» Excerpt from a dataset:

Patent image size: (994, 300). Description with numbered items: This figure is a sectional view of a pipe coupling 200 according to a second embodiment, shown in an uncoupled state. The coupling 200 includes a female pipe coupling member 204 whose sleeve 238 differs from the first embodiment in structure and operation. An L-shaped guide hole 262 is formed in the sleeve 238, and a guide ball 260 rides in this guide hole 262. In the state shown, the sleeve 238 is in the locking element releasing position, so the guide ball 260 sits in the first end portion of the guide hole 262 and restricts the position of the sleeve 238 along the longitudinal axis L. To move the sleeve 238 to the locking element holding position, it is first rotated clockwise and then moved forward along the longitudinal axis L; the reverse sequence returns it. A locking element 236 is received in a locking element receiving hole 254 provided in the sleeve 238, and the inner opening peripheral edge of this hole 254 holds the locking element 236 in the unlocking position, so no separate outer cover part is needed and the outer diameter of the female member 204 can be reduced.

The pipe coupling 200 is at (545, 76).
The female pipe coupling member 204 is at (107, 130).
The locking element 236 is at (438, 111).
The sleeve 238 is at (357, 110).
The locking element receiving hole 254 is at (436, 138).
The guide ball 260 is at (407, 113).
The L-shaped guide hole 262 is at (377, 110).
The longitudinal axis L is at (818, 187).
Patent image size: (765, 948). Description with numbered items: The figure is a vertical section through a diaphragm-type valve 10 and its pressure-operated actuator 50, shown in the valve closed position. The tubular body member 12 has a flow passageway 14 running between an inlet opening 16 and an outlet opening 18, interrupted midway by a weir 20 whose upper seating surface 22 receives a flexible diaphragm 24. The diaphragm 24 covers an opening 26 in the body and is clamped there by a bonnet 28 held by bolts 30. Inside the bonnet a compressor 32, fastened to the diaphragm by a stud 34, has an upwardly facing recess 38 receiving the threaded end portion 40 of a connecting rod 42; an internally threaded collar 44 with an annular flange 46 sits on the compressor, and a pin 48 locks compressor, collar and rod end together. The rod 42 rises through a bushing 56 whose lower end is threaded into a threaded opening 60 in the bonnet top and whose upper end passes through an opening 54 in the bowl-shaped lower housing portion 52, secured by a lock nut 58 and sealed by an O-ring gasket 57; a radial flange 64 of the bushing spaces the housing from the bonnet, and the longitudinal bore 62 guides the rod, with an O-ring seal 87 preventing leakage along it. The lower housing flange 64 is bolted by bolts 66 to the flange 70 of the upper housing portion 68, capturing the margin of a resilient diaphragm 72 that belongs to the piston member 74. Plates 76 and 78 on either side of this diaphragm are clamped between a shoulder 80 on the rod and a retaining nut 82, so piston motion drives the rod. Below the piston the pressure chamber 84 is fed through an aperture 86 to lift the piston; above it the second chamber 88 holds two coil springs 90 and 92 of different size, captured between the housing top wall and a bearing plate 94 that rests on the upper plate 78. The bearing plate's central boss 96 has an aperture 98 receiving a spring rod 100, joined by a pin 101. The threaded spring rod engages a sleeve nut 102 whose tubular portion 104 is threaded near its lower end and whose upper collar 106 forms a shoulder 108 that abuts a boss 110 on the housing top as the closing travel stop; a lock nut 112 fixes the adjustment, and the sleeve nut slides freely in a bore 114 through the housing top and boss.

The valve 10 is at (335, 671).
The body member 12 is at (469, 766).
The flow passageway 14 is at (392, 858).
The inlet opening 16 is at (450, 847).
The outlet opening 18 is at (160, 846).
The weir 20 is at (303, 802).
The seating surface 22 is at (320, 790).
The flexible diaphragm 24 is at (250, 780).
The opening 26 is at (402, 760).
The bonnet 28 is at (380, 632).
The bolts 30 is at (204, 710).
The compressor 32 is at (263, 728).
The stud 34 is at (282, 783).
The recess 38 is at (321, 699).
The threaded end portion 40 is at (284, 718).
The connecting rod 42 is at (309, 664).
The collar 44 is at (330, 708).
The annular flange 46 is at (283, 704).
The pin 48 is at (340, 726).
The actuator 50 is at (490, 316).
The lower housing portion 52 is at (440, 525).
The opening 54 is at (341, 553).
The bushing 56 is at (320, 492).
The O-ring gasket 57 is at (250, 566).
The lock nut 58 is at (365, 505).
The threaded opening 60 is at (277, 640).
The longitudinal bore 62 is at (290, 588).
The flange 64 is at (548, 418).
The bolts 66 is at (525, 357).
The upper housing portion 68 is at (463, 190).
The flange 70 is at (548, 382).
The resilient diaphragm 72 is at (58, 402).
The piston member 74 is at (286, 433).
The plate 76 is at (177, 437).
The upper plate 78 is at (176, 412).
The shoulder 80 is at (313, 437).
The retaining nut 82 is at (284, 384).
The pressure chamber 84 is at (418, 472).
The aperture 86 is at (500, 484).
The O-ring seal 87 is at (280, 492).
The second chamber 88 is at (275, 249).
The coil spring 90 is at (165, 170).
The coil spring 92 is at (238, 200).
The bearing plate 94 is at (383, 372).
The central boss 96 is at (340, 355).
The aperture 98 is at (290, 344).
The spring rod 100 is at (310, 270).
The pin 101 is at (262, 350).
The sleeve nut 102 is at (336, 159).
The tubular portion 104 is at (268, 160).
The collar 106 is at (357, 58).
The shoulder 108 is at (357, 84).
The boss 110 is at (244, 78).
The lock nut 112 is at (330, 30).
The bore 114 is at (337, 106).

» Stated exercise: Copy every row above word for word, leaving nothing out and changing nothing.

» The solution:
Patent image size: (994, 300). Description with numbered items: This figure is a sectional view of a pipe coupling 200 according to a second embodiment, shown in an uncoupled state. The coupling 200 includes a female pipe coupling member 204 whose sleeve 238 differs from the first embodiment in structure and operation. An L-shaped guide hole 262 is formed in the sleeve 238, and a guide ball 260 rides in this guide hole 262. In the state shown, the sleeve 238 is in the locking element releasing position, so the guide ball 260 sits in the first end portion of the guide hole 262 and restricts the position of the sleeve 238 along the longitudinal axis L. To move the sleeve 238 to the locking element holding position, it is first rotated clockwise and then moved forward along the longitudinal axis L; the reverse sequence returns it. A locking element 236 is received in a locking element receiving hole 254 provided in the sleeve 238, and the inner opening peripheral edge of this hole 254 holds the locking element 236 in the unlocking position, so no separate outer cover part is needed and the outer diameter of the female member 204 can be reduced.

The pipe coupling 200 is at (545, 76).
The female pipe coupling member 204 is at (107, 130).
The locking element 236 is at (438, 111).
The sleeve 238 is at (357, 110).
The locking element receiving hole 254 is at (436, 138).
The guide ball 260 is at (407, 113).
The L-shaped guide hole 262 is at (377, 110).
The longitudinal axis L is at (818, 187).
Patent image size: (765, 948). Description with numbered items: The figure is a vertical section through a diaphragm-type valve 10 and its pressure-operated actuator 50, shown in the valve closed position. The tubular body member 12 has a flow passageway 14 running between an inlet opening 16 and an outlet opening 18, interrupted midway by a weir 20 whose upper seating surface 22 receives a flexible diaphragm 24. The diaphragm 24 covers an opening 26 in the body and is clamped there by a bonnet 28 held by bolts 30. Inside the bonnet a compressor 32, fastened to the diaphragm by a stud 34, has an upwardly facing recess 38 receiving the threaded end portion 40 of a connecting rod 42; an internally threaded collar 44 with an annular flange 46 sits on the compressor, and a pin 48 locks compressor, collar and rod end together. The rod 42 rises through a bushing 56 whose lower end is threaded into a threaded opening 60 in the bonnet top and whose upper end passes through an opening 54 in the bowl-shaped lower housing portion 52, secured by a lock nut 58 and sealed by an O-ring gasket 57; a radial flange 64 of the bushing spaces the housing from the bonnet, and the longitudinal bore 62 guides the rod, with an O-ring seal 87 preventing leakage along it. The lower housing flange 64 is bolted by bolts 66 to the flange 70 of the upper housing portion 68, capturing the margin of a resilient diaphragm 72 that belongs to the piston member 74. Plates 76 and 78 on either side of this diaphragm are clamped between a shoulder 80 on the rod and a retaining nut 82, so piston motion drives the rod. Below the piston the pressure chamber 84 is fed through an aperture 86 to lift the piston; above it the second chamber 88 holds two coil springs 90 and 92 of different size, captured between the housing top wall and a bearing plate 94 that rests on the upper plate 78. The bearing plate's central boss 96 has an aperture 98 receiving a spring rod 100, joined by a pin 101. The threaded spring rod engages a sleeve nut 102 whose tubular portion 104 is threaded near its lower end and whose upper collar 106 forms a shoulder 108 that abuts a boss 110 on the housing top as the closing travel stop; a lock nut 112 fixes the adjustment, and the sleeve nut slides freely in a bore 114 through the housing top and boss.

The valve 10 is at (335, 671).
The body member 12 is at (469, 766).
The flow passageway 14 is at (392, 858).
The inlet opening 16 is at (450, 847).
The outlet opening 18 is at (160, 846).
The weir 20 is at (303, 802).
The seating surface 22 is at (320, 790).
The flexible diaphragm 24 is at (250, 780).
The opening 26 is at (402, 760).
The bonnet 28 is at (380, 632).
The bolts 30 is at (204, 710).
The compressor 32 is at (263, 728).
The stud 34 is at (282, 783).
The recess 38 is at (321, 699).
The threaded end portion 40 is at (284, 718).
The connecting rod 42 is at (309, 664).
The collar 44 is at (330, 708).
The annular flange 46 is at (283, 704).
The pin 48 is at (340, 726).
The actuator 50 is at (490, 316).
The lower housing portion 52 is at (440, 525).
The opening 54 is at (341, 553).
The bushing 56 is at (320, 492).
The O-ring gasket 57 is at (250, 566).
The lock nut 58 is at (365, 505).
The threaded opening 60 is at (277, 640).
The longitudinal bore 62 is at (290, 588).
The flange 64 is at (548, 418).
The bolts 66 is at (525, 357).
The upper housing portion 68 is at (463, 190).
The flange 70 is at (548, 382).
The resilient diaphragm 72 is at (58, 402).
The piston member 74 is at (286, 433).
The plate 76 is at (177, 437).
The upper plate 78 is at (176, 412).
The shoulder 80 is at (313, 437).
The retaining nut 82 is at (284, 384).
The pressure chamber 84 is at (418, 472).
The aperture 86 is at (500, 484).
The O-ring seal 87 is at (280, 492).
The second chamber 88 is at (275, 249).
The coil spring 90 is at (165, 170).
The coil spring 92 is at (238, 200).
The bearing plate 94 is at (383, 372).
The central boss 96 is at (340, 355).
The aperture 98 is at (290, 344).
The spring rod 100 is at (310, 270).
The pin 101 is at (262, 350).
The sleeve nut 102 is at (336, 159).
The tubular portion 104 is at (268, 160).
The collar 106 is at (357, 58).
The shoulder 108 is at (357, 84).
The boss 110 is at (244, 78).
The lock nut 112 is at (330, 30).
The bore 114 is at (337, 106).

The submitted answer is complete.